→ INPUT ROWS:
+===+
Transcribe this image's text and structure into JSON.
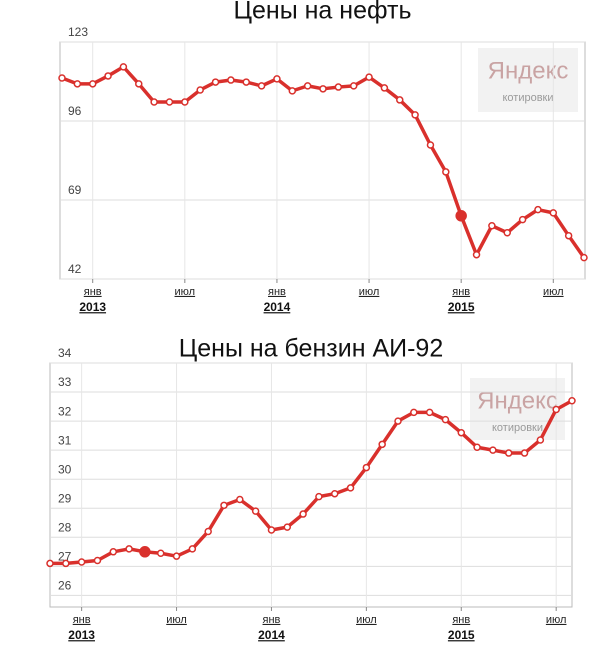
{
  "chart_data": [
    {
      "type": "line",
      "title": "Цены на нефть",
      "categories": [
        null,
        null,
        "янв",
        null,
        null,
        null,
        null,
        null,
        "июл",
        null,
        null,
        null,
        null,
        null,
        "янв",
        null,
        null,
        null,
        null,
        null,
        "июл",
        null,
        null,
        null,
        null,
        null,
        "янв",
        null,
        null,
        null,
        null,
        null,
        "июл",
        null,
        null
      ],
      "years": [
        null,
        null,
        "2013",
        null,
        null,
        null,
        null,
        null,
        null,
        null,
        null,
        null,
        null,
        null,
        "2014",
        null,
        null,
        null,
        null,
        null,
        null,
        null,
        null,
        null,
        null,
        null,
        "2015",
        null,
        null,
        null,
        null,
        null,
        null,
        null,
        null
      ],
      "series": [
        {
          "name": null,
          "color": "#d9302c",
          "values": [
            110.7,
            108.7,
            108.7,
            111.4,
            114.5,
            108.7,
            102.5,
            102.5,
            102.5,
            106.6,
            109.3,
            110,
            109.3,
            108,
            110.4,
            106.3,
            108,
            107,
            107.6,
            108,
            111,
            107.3,
            103.2,
            98.1,
            87.8,
            78.6,
            63.6,
            50.3,
            60.2,
            57.8,
            62.3,
            65.7,
            64.6,
            56.8,
            49.3
          ]
        }
      ],
      "highlight_index": 26,
      "ylim": [
        42,
        123
      ],
      "yticks": [
        42,
        69,
        96,
        123
      ],
      "grid": true,
      "watermark": [
        "Яндекс",
        "котировки"
      ]
    },
    {
      "type": "line",
      "title": "Цены на бензин АИ-92",
      "categories": [
        null,
        null,
        "янв",
        null,
        null,
        null,
        null,
        null,
        "июл",
        null,
        null,
        null,
        null,
        null,
        "янв",
        null,
        null,
        null,
        null,
        null,
        "июл",
        null,
        null,
        null,
        null,
        null,
        "янв",
        null,
        null,
        null,
        null,
        null,
        "июл",
        null
      ],
      "years": [
        null,
        null,
        "2013",
        null,
        null,
        null,
        null,
        null,
        null,
        null,
        null,
        null,
        null,
        null,
        "2014",
        null,
        null,
        null,
        null,
        null,
        null,
        null,
        null,
        null,
        null,
        null,
        "2015",
        null,
        null,
        null,
        null,
        null,
        null,
        null
      ],
      "series": [
        {
          "name": null,
          "color": "#d9302c",
          "values": [
            27.1,
            27.1,
            27.15,
            27.2,
            27.5,
            27.6,
            27.5,
            27.45,
            27.35,
            27.6,
            28.2,
            29.1,
            29.3,
            28.9,
            28.25,
            28.35,
            28.8,
            29.4,
            29.5,
            29.7,
            30.4,
            31.2,
            32,
            32.3,
            32.3,
            32.05,
            31.6,
            31.1,
            31,
            30.9,
            30.9,
            31.35,
            32.4,
            32.7
          ]
        }
      ],
      "highlight_index": 6,
      "ylim": [
        25.6,
        34
      ],
      "yticks": [
        26,
        27,
        28,
        29,
        30,
        31,
        32,
        33,
        34
      ],
      "grid": true,
      "watermark": [
        "Яндекс",
        "котировки"
      ]
    }
  ]
}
+===+
→ WHAT IS ASKED:
Can you retype every record above exactly, leaving out the pictures?

→ ANSWER TO THE PROBLEM:
Transcribe this image's text and structure into JSON.
{
  "chart_data": [
    {
      "type": "line",
      "title": "Цены на нефть",
      "categories": [
        null,
        null,
        "янв",
        null,
        null,
        null,
        null,
        null,
        "июл",
        null,
        null,
        null,
        null,
        null,
        "янв",
        null,
        null,
        null,
        null,
        null,
        "июл",
        null,
        null,
        null,
        null,
        null,
        "янв",
        null,
        null,
        null,
        null,
        null,
        "июл",
        null,
        null
      ],
      "years": [
        null,
        null,
        "2013",
        null,
        null,
        null,
        null,
        null,
        null,
        null,
        null,
        null,
        null,
        null,
        "2014",
        null,
        null,
        null,
        null,
        null,
        null,
        null,
        null,
        null,
        null,
        null,
        "2015",
        null,
        null,
        null,
        null,
        null,
        null,
        null,
        null
      ],
      "series": [
        {
          "name": null,
          "color": "#d9302c",
          "values": [
            110.7,
            108.7,
            108.7,
            111.4,
            114.5,
            108.7,
            102.5,
            102.5,
            102.5,
            106.6,
            109.3,
            110,
            109.3,
            108,
            110.4,
            106.3,
            108,
            107,
            107.6,
            108,
            111,
            107.3,
            103.2,
            98.1,
            87.8,
            78.6,
            63.6,
            50.3,
            60.2,
            57.8,
            62.3,
            65.7,
            64.6,
            56.8,
            49.3
          ]
        }
      ],
      "highlight_index": 26,
      "ylim": [
        42,
        123
      ],
      "yticks": [
        42,
        69,
        96,
        123
      ],
      "grid": true,
      "watermark": [
        "Яндекс",
        "котировки"
      ]
    },
    {
      "type": "line",
      "title": "Цены на бензин АИ-92",
      "categories": [
        null,
        null,
        "янв",
        null,
        null,
        null,
        null,
        null,
        "июл",
        null,
        null,
        null,
        null,
        null,
        "янв",
        null,
        null,
        null,
        null,
        null,
        "июл",
        null,
        null,
        null,
        null,
        null,
        "янв",
        null,
        null,
        null,
        null,
        null,
        "июл",
        null
      ],
      "years": [
        null,
        null,
        "2013",
        null,
        null,
        null,
        null,
        null,
        null,
        null,
        null,
        null,
        null,
        null,
        "2014",
        null,
        null,
        null,
        null,
        null,
        null,
        null,
        null,
        null,
        null,
        null,
        "2015",
        null,
        null,
        null,
        null,
        null,
        null,
        null
      ],
      "series": [
        {
          "name": null,
          "color": "#d9302c",
          "values": [
            27.1,
            27.1,
            27.15,
            27.2,
            27.5,
            27.6,
            27.5,
            27.45,
            27.35,
            27.6,
            28.2,
            29.1,
            29.3,
            28.9,
            28.25,
            28.35,
            28.8,
            29.4,
            29.5,
            29.7,
            30.4,
            31.2,
            32,
            32.3,
            32.3,
            32.05,
            31.6,
            31.1,
            31,
            30.9,
            30.9,
            31.35,
            32.4,
            32.7
          ]
        }
      ],
      "highlight_index": 6,
      "ylim": [
        25.6,
        34
      ],
      "yticks": [
        26,
        27,
        28,
        29,
        30,
        31,
        32,
        33,
        34
      ],
      "grid": true,
      "watermark": [
        "Яндекс",
        "котировки"
      ]
    }
  ]
}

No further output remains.